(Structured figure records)
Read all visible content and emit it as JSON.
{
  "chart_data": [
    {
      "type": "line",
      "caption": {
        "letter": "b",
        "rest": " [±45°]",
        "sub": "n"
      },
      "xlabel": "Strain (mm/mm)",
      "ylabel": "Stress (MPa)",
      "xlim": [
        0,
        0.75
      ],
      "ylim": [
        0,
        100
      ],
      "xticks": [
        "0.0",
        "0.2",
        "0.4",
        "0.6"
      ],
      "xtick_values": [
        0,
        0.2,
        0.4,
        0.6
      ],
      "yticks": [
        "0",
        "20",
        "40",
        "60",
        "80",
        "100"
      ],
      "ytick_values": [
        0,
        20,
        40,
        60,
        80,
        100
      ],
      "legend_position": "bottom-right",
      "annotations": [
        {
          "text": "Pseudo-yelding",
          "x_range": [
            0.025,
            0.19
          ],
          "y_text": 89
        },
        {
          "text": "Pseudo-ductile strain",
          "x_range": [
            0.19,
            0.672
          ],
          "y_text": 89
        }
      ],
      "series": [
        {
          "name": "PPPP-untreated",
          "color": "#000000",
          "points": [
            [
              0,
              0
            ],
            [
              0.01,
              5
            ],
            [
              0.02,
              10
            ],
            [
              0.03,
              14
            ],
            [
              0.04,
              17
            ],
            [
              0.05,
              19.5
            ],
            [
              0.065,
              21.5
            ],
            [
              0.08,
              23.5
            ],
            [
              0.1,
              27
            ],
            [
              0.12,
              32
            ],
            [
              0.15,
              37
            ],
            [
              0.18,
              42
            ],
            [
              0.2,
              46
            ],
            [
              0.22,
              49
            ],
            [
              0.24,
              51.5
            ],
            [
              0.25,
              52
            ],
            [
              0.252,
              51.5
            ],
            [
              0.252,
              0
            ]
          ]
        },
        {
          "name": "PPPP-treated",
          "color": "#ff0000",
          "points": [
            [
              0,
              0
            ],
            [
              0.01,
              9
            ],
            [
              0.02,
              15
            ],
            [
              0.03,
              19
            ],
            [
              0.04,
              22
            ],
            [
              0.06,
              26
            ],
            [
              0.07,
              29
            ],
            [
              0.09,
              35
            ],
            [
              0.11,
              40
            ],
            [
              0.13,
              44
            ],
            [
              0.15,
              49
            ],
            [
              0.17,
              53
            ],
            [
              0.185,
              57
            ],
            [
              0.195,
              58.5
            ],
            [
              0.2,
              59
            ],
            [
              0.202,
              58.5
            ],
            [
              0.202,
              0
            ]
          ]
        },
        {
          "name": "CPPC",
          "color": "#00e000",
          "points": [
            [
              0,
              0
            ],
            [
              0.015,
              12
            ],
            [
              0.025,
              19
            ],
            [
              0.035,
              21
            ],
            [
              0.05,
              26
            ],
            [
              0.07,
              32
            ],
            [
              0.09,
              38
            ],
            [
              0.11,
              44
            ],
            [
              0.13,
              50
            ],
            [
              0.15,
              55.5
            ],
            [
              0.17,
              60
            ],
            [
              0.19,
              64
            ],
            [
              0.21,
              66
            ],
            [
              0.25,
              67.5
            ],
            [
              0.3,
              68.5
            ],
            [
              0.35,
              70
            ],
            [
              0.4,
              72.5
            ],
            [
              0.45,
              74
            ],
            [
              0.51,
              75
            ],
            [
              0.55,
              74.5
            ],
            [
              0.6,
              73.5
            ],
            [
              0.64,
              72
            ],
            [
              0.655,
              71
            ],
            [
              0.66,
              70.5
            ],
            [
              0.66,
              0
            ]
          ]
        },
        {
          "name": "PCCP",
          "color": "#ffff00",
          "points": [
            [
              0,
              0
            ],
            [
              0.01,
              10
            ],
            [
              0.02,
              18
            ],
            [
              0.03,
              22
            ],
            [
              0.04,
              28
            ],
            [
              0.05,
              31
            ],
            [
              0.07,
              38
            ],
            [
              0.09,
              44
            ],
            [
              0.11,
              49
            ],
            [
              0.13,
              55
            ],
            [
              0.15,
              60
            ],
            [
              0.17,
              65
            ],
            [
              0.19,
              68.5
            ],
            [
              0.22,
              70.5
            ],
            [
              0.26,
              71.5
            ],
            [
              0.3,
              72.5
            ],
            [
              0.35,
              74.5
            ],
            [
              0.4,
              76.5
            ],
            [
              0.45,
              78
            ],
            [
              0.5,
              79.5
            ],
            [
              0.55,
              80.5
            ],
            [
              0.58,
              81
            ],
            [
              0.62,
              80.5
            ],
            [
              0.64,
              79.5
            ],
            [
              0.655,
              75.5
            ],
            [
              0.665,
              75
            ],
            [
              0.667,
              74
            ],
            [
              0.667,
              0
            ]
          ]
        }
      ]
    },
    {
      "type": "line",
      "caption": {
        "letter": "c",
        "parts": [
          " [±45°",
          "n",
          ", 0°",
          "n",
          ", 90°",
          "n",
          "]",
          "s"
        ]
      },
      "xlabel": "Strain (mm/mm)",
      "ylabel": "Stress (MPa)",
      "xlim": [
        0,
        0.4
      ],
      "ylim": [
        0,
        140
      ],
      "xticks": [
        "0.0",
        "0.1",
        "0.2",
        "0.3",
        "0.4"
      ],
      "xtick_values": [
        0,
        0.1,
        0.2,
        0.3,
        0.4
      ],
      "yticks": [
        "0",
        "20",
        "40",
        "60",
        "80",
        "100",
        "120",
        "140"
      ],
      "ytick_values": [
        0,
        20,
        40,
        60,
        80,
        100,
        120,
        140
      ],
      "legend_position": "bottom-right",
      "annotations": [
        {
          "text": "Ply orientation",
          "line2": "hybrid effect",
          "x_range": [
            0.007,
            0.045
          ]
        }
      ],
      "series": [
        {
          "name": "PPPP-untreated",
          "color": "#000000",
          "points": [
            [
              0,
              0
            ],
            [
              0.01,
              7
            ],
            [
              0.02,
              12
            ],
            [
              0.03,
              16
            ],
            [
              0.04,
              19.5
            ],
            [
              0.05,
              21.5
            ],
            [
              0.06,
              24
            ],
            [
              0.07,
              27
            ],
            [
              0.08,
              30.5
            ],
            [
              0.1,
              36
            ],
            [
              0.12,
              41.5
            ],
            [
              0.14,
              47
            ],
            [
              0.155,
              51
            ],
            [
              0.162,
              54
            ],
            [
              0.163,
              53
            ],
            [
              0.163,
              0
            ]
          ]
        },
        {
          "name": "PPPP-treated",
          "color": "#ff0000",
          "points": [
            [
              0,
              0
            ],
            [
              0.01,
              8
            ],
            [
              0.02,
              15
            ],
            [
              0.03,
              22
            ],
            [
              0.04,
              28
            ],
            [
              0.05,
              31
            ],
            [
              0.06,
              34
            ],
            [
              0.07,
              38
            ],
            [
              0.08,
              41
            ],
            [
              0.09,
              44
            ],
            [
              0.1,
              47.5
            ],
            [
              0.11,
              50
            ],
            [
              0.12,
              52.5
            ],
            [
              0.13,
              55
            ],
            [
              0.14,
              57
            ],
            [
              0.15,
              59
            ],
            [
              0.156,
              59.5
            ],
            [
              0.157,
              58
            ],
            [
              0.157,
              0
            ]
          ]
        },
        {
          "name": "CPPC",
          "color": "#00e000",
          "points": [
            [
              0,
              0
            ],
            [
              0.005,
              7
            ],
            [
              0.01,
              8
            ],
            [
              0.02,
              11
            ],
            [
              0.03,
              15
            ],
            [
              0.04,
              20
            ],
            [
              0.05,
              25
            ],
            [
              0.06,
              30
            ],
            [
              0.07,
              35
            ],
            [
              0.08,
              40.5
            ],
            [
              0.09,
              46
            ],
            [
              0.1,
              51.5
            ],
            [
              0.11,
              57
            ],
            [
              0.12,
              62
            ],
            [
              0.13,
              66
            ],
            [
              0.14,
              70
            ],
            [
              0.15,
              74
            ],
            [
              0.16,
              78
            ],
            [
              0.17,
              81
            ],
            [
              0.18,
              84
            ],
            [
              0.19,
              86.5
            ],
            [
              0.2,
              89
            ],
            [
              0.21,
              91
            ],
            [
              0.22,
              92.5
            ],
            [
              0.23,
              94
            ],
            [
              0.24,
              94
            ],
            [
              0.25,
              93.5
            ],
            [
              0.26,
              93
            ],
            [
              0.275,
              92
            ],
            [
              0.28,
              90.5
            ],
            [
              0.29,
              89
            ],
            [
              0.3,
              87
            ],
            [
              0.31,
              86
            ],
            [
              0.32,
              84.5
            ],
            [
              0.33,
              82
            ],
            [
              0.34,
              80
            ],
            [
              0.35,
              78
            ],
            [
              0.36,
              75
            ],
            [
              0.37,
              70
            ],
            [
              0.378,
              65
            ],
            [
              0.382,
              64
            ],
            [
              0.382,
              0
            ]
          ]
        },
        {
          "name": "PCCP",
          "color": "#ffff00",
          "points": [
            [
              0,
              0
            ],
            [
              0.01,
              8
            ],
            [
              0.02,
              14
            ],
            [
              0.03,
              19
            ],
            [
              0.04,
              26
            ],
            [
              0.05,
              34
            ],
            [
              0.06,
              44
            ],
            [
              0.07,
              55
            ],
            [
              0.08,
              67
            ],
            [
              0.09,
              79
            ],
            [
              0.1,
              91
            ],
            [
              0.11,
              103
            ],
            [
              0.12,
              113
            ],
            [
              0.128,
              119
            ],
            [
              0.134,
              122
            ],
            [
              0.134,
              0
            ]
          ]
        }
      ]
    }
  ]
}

▶ [Given task] Copy every line in the entries above that has the string "Pseudo" in it.

▶ [Problem solution]
          "text": "Pseudo-yelding",
          "text": "Pseudo-ductile strain",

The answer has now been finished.